**WHAT YOU HAVE TO DO**
Set down every record once more, exactly as given.

Records from a collection:

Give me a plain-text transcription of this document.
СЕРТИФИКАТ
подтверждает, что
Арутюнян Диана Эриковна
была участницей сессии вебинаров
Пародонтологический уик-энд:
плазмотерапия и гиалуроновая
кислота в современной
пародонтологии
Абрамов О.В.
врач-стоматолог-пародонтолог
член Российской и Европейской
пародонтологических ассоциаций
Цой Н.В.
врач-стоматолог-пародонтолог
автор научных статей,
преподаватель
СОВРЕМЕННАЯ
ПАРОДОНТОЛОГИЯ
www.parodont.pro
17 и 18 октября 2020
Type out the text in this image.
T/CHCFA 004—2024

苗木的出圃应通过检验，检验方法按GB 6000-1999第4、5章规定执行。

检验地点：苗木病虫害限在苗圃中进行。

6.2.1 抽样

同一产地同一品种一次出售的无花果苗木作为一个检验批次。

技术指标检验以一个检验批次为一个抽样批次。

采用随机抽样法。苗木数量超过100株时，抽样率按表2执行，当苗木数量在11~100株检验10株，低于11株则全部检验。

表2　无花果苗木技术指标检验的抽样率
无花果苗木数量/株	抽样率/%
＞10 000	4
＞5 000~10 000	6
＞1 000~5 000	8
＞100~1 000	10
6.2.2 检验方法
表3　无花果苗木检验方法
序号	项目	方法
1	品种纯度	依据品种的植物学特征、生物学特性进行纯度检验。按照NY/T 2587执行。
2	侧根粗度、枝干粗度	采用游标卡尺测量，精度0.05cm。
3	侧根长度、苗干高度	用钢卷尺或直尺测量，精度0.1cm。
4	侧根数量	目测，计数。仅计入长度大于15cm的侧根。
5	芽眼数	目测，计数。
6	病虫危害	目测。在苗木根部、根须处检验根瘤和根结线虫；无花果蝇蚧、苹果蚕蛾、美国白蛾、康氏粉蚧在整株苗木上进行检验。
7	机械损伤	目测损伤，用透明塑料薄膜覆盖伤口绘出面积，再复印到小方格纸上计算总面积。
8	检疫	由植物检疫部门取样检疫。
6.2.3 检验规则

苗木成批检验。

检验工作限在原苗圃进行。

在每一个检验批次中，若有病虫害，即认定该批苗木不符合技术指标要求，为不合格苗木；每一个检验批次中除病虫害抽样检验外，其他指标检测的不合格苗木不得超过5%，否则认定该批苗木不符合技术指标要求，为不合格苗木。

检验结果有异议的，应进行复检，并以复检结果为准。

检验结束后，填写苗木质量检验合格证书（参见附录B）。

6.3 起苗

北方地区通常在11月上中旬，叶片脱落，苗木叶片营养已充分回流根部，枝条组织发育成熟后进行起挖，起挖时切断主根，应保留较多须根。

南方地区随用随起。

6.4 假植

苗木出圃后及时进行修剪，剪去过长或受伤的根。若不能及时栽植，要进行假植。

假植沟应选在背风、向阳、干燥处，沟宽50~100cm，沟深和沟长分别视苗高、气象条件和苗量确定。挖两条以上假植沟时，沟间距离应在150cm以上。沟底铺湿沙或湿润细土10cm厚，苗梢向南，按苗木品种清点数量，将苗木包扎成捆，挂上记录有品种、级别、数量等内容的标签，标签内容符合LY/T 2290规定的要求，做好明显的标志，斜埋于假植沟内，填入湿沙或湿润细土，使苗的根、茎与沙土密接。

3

**THE COMPLETED TASK**
Give me a plain-text transcription of this document.
СЕРТИФИКАТ
подтверждает, что
Арутюнян Диана Эриковна
была участницей сессии вебинаров
Пародонтологический уик-энд:
плазмотерапия и гиалуроновая
кислота в современной
пародонтологии
Абрамов О.В.
врач-стоматолог-пародонтолог
член Российской и Европейской
пародонтологических ассоциаций
Цой Н.В.
врач-стоматолог-пародонтолог
автор научных статей,
преподаватель
СОВРЕМЕННАЯ
ПАРОДОНТОЛОГИЯ
www.parodont.pro
17 и 18 октября 2020
Type out the text in this image.
T/CHCFA 004—2024

苗木的出圃应通过检验，检验方法按GB 6000-1999第4、5章规定执行。

检验地点：苗木病虫害限在苗圃中进行。

6.2.1 抽样

同一产地同一品种一次出售的无花果苗木作为一个检验批次。

技术指标检验以一个检验批次为一个抽样批次。

采用随机抽样法。苗木数量超过100株时，抽样率按表2执行，当苗木数量在11~100株检验10株，低于11株则全部检验。

表2　无花果苗木技术指标检验的抽样率
无花果苗木数量/株	抽样率/%
＞10 000	4
＞5 000~10 000	6
＞1 000~5 000	8
＞100~1 000	10
6.2.2 检验方法
表3　无花果苗木检验方法
序号	项目	方法
1	品种纯度	依据品种的植物学特征、生物学特性进行纯度检验。按照NY/T 2587执行。
2	侧根粗度、枝干粗度	采用游标卡尺测量，精度0.05cm。
3	侧根长度、苗干高度	用钢卷尺或直尺测量，精度0.1cm。
4	侧根数量	目测，计数。仅计入长度大于15cm的侧根。
5	芽眼数	目测，计数。
6	病虫危害	目测。在苗木根部、根须处检验根瘤和根结线虫；无花果蝇蚧、苹果蚕蛾、美国白蛾、康氏粉蚧在整株苗木上进行检验。
7	机械损伤	目测损伤，用透明塑料薄膜覆盖伤口绘出面积，再复印到小方格纸上计算总面积。
8	检疫	由植物检疫部门取样检疫。
6.2.3 检验规则

苗木成批检验。

检验工作限在原苗圃进行。

在每一个检验批次中，若有病虫害，即认定该批苗木不符合技术指标要求，为不合格苗木；每一个检验批次中除病虫害抽样检验外，其他指标检测的不合格苗木不得超过5%，否则认定该批苗木不符合技术指标要求，为不合格苗木。

检验结果有异议的，应进行复检，并以复检结果为准。

检验结束后，填写苗木质量检验合格证书（参见附录B）。

6.3 起苗

北方地区通常在11月上中旬，叶片脱落，苗木叶片营养已充分回流根部，枝条组织发育成熟后进行起挖，起挖时切断主根，应保留较多须根。

南方地区随用随起。

6.4 假植

苗木出圃后及时进行修剪，剪去过长或受伤的根。若不能及时栽植，要进行假植。

假植沟应选在背风、向阳、干燥处，沟宽50~100cm，沟深和沟长分别视苗高、气象条件和苗量确定。挖两条以上假植沟时，沟间距离应在150cm以上。沟底铺湿沙或湿润细土10cm厚，苗梢向南，按苗木品种清点数量，将苗木包扎成捆，挂上记录有品种、级别、数量等内容的标签，标签内容符合LY/T 2290规定的要求，做好明显的标志，斜埋于假植沟内，填入湿沙或湿润细土，使苗的根、茎与沙土密接。

3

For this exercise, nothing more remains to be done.